§ Your instructions: Repeat every line exactly, keeping the pictures out of the copy.

§ Record excerpts:
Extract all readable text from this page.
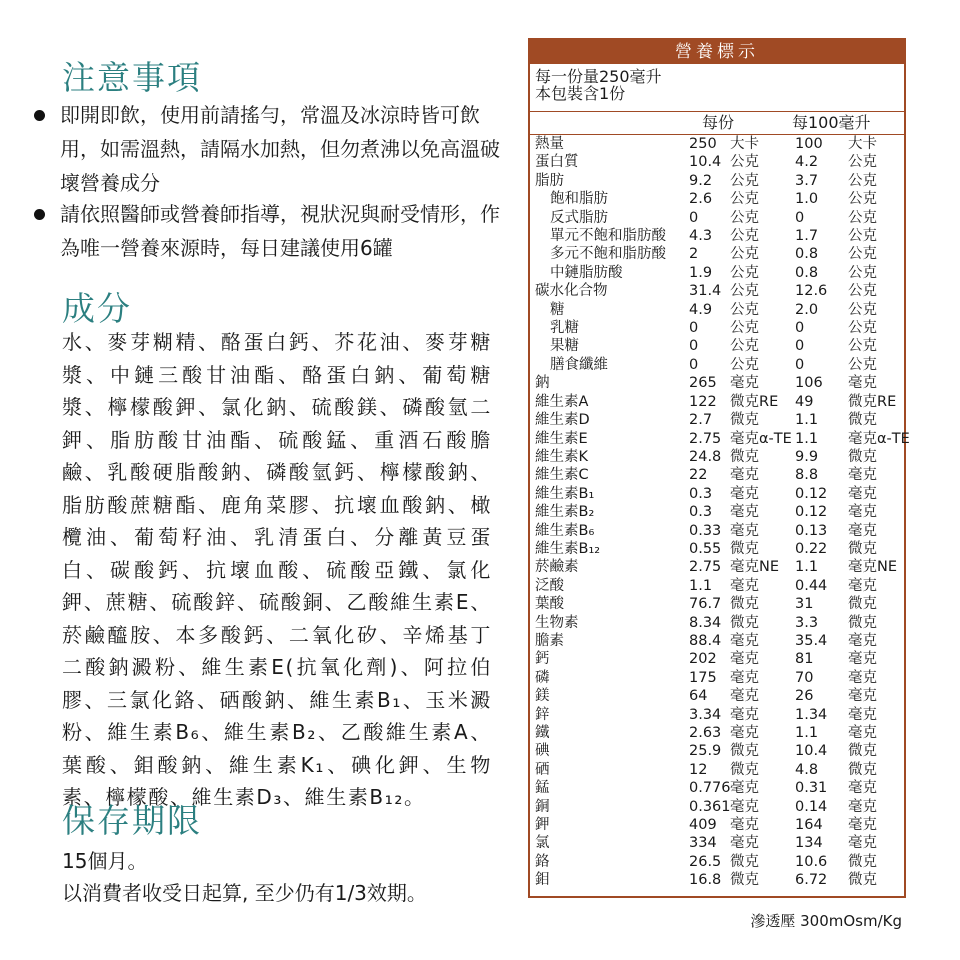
注意事項
即開即飲，使用前請搖勻，常溫及冰涼時皆可飲用，如需溫熱，請隔水加熱，但勿煮沸以免高溫破壞營養成分
請依照醫師或營養師指導，視狀況與耐受情形，作為唯一營養來源時，每日建議使用6罐
成分

水、麥芽糊精、酪蛋白鈣、芥花油、麥芽糖漿、中鏈三酸甘油酯、酪蛋白鈉、葡萄糖漿、檸檬酸鉀、氯化鈉、硫酸鎂、磷酸氫二鉀、脂肪酸甘油酯、硫酸錳、重酒石酸膽鹼、乳酸硬脂酸鈉、磷酸氫鈣、檸檬酸鈉、脂肪酸蔗糖酯、鹿角菜膠、抗壞血酸鈉、橄欖油、葡萄籽油、乳清蛋白、分離黃豆蛋白、碳酸鈣、抗壞血酸、硫酸亞鐵、氯化鉀、蔗糖、硫酸鋅、硫酸銅、乙酸維生素E、菸鹼醯胺、本多酸鈣、二氧化矽、辛烯基丁二酸鈉澱粉、維生素E(抗氧化劑)、阿拉伯膠、三氯化鉻、硒酸鈉、維生素B₁、玉米澱粉、維生素B₆、維生素B₂、乙酸維生素A、葉酸、鉬酸鈉、維生素K₁、碘化鉀、生物素、檸檬酸、維生素D₃、維生素B₁₂。

保存期限

15個月。

以消費者收受日起算, 至少仍有1/3效期。

營養標示
每一份量250毫升
本包裝含1份
每份	每100毫升
熱量	250 大卡 100 大卡
蛋白質	10.4 公克 4.2 公克
脂肪	9.2 公克 3.7 公克
飽和脂肪	2.6 公克 1.0 公克
反式脂肪	0 公克 0	公克
單元不飽和脂肪酸 4.3 公克 1.7 公克
多元不飽和脂肪酸 2 公克 0.8 公克
中鏈脂肪酸	1.9 公克 0.8 公克
碳水化合物	31.4 公克 12.6 公克
糖	4.9 公克 2.0 公克
乳糖	0 公克 0	公克
果糖	0 公克 0	公克
膳食纖維	0 公克 0	公克
鈉	265 毫克 106 毫克
維生素A	122 微克RE 49 微克RE
維生素D	2.7 微克 1.1 微克
維生素E	2.75 毫克α-TE 1.1 毫克α-TE
維生素K	24.8 微克 9.9 微克
維生素C	22 毫克 8.8 毫克
維生素B₁	0.3 毫克 0.12 毫克
維生素B₂	0.3 毫克 0.12 毫克
維生素B₆	0.33 毫克 0.13 毫克
維生素B₁₂	0.55 微克 0.22 微克
菸鹼素	2.75 毫克NE 1.1 毫克NE
泛酸	1.1 毫克 0.44 毫克
葉酸	76.7 微克 31 微克
生物素	8.34 微克 3.3 微克
膽素	88.4 毫克 35.4 毫克
鈣	202 毫克 81 毫克
磷	175 毫克 70 毫克
鎂	64 毫克 26 毫克
鋅	3.34 毫克 1.34 毫克
鐵	2.63 毫克 1.1 毫克
碘	25.9 微克 10.4 微克
硒	12 微克 4.8 微克
錳	0.776 毫克 0.31 毫克
銅	0.361 毫克 0.14 毫克
鉀	409 毫克 164 毫克
氯	334 毫克 134 毫克
鉻	26.5 微克 10.6 微克
鉬	16.8 微克 6.72 微克
滲透壓 300mOsm/Kg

§ Completed task:
Extract all readable text from this page.
注意事項
即開即飲，使用前請搖勻，常溫及冰涼時皆可飲用，如需溫熱，請隔水加熱，但勿煮沸以免高溫破壞營養成分
請依照醫師或營養師指導，視狀況與耐受情形，作為唯一營養來源時，每日建議使用6罐
成分

水、麥芽糊精、酪蛋白鈣、芥花油、麥芽糖漿、中鏈三酸甘油酯、酪蛋白鈉、葡萄糖漿、檸檬酸鉀、氯化鈉、硫酸鎂、磷酸氫二鉀、脂肪酸甘油酯、硫酸錳、重酒石酸膽鹼、乳酸硬脂酸鈉、磷酸氫鈣、檸檬酸鈉、脂肪酸蔗糖酯、鹿角菜膠、抗壞血酸鈉、橄欖油、葡萄籽油、乳清蛋白、分離黃豆蛋白、碳酸鈣、抗壞血酸、硫酸亞鐵、氯化鉀、蔗糖、硫酸鋅、硫酸銅、乙酸維生素E、菸鹼醯胺、本多酸鈣、二氧化矽、辛烯基丁二酸鈉澱粉、維生素E(抗氧化劑)、阿拉伯膠、三氯化鉻、硒酸鈉、維生素B₁、玉米澱粉、維生素B₆、維生素B₂、乙酸維生素A、葉酸、鉬酸鈉、維生素K₁、碘化鉀、生物素、檸檬酸、維生素D₃、維生素B₁₂。

保存期限

15個月。

以消費者收受日起算, 至少仍有1/3效期。

營養標示
每一份量250毫升
本包裝含1份
每份	每100毫升
熱量	250 大卡 100 大卡
蛋白質	10.4 公克 4.2 公克
脂肪	9.2 公克 3.7 公克
飽和脂肪	2.6 公克 1.0 公克
反式脂肪	0 公克 0	公克
單元不飽和脂肪酸 4.3 公克 1.7 公克
多元不飽和脂肪酸 2 公克 0.8 公克
中鏈脂肪酸	1.9 公克 0.8 公克
碳水化合物	31.4 公克 12.6 公克
糖	4.9 公克 2.0 公克
乳糖	0 公克 0	公克
果糖	0 公克 0	公克
膳食纖維	0 公克 0	公克
鈉	265 毫克 106 毫克
維生素A	122 微克RE 49 微克RE
維生素D	2.7 微克 1.1 微克
維生素E	2.75 毫克α-TE 1.1 毫克α-TE
維生素K	24.8 微克 9.9 微克
維生素C	22 毫克 8.8 毫克
維生素B₁	0.3 毫克 0.12 毫克
維生素B₂	0.3 毫克 0.12 毫克
維生素B₆	0.33 毫克 0.13 毫克
維生素B₁₂	0.55 微克 0.22 微克
菸鹼素	2.75 毫克NE 1.1 毫克NE
泛酸	1.1 毫克 0.44 毫克
葉酸	76.7 微克 31 微克
生物素	8.34 微克 3.3 微克
膽素	88.4 毫克 35.4 毫克
鈣	202 毫克 81 毫克
磷	175 毫克 70 毫克
鎂	64 毫克 26 毫克
鋅	3.34 毫克 1.34 毫克
鐵	2.63 毫克 1.1 毫克
碘	25.9 微克 10.4 微克
硒	12 微克 4.8 微克
錳	0.776 毫克 0.31 毫克
銅	0.361 毫克 0.14 毫克
鉀	409 毫克 164 毫克
氯	334 毫克 134 毫克
鉻	26.5 微克 10.6 微克
鉬	16.8 微克 6.72 微克
滲透壓 300mOsm/Kg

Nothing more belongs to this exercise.